• **A block of data**
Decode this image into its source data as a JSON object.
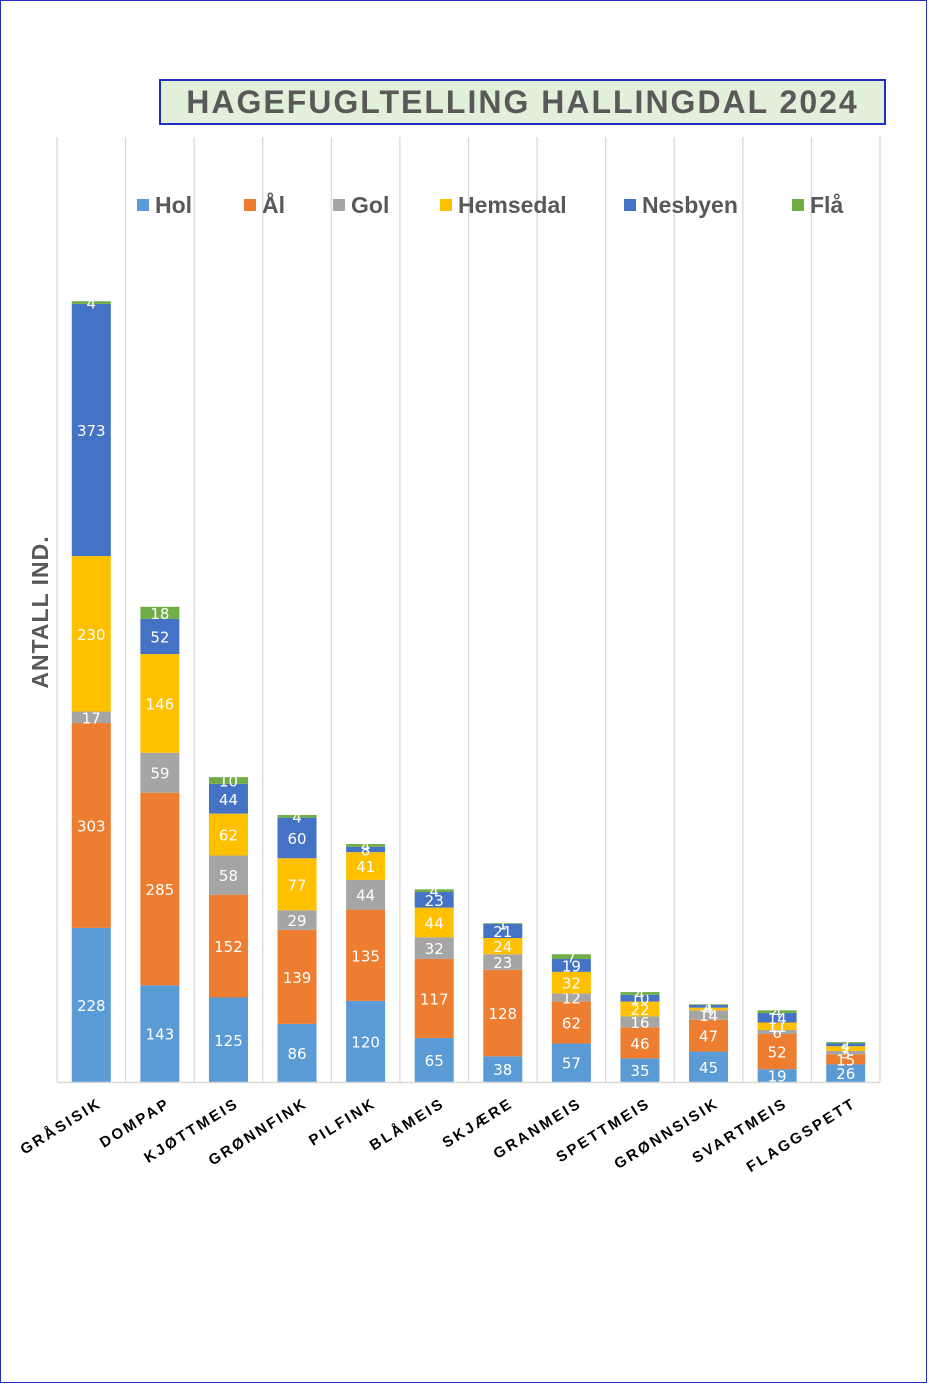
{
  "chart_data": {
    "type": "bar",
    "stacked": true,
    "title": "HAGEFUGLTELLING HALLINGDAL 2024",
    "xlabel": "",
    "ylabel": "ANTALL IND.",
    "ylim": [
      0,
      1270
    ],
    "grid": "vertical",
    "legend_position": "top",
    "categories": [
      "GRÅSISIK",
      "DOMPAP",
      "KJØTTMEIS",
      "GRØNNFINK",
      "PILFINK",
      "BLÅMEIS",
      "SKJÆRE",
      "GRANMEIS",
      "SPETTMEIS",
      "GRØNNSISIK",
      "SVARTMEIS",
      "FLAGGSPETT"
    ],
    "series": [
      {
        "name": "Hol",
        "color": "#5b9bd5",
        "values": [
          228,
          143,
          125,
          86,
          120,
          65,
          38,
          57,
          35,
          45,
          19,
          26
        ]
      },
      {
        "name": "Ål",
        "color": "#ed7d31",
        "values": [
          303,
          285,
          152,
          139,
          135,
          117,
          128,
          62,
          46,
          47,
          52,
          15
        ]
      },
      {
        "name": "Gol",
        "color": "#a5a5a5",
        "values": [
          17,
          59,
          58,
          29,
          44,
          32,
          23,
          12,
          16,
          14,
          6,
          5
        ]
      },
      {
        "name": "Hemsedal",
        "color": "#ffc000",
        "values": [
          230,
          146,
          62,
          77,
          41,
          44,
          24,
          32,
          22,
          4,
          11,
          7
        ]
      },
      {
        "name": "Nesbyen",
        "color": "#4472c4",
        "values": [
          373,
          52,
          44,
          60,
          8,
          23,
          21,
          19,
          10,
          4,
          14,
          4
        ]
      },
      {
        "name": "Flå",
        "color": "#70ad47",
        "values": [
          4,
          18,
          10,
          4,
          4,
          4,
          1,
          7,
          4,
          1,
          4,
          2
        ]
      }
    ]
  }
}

• **Exercise objective**
Copy out every line of the listing that contains the string "name".

• **Final result**
        "name": "Hol",
        "name": "Ål",
        "name": "Gol",
        "name": "Hemsedal",
        "name": "Nesbyen",
        "name": "Flå",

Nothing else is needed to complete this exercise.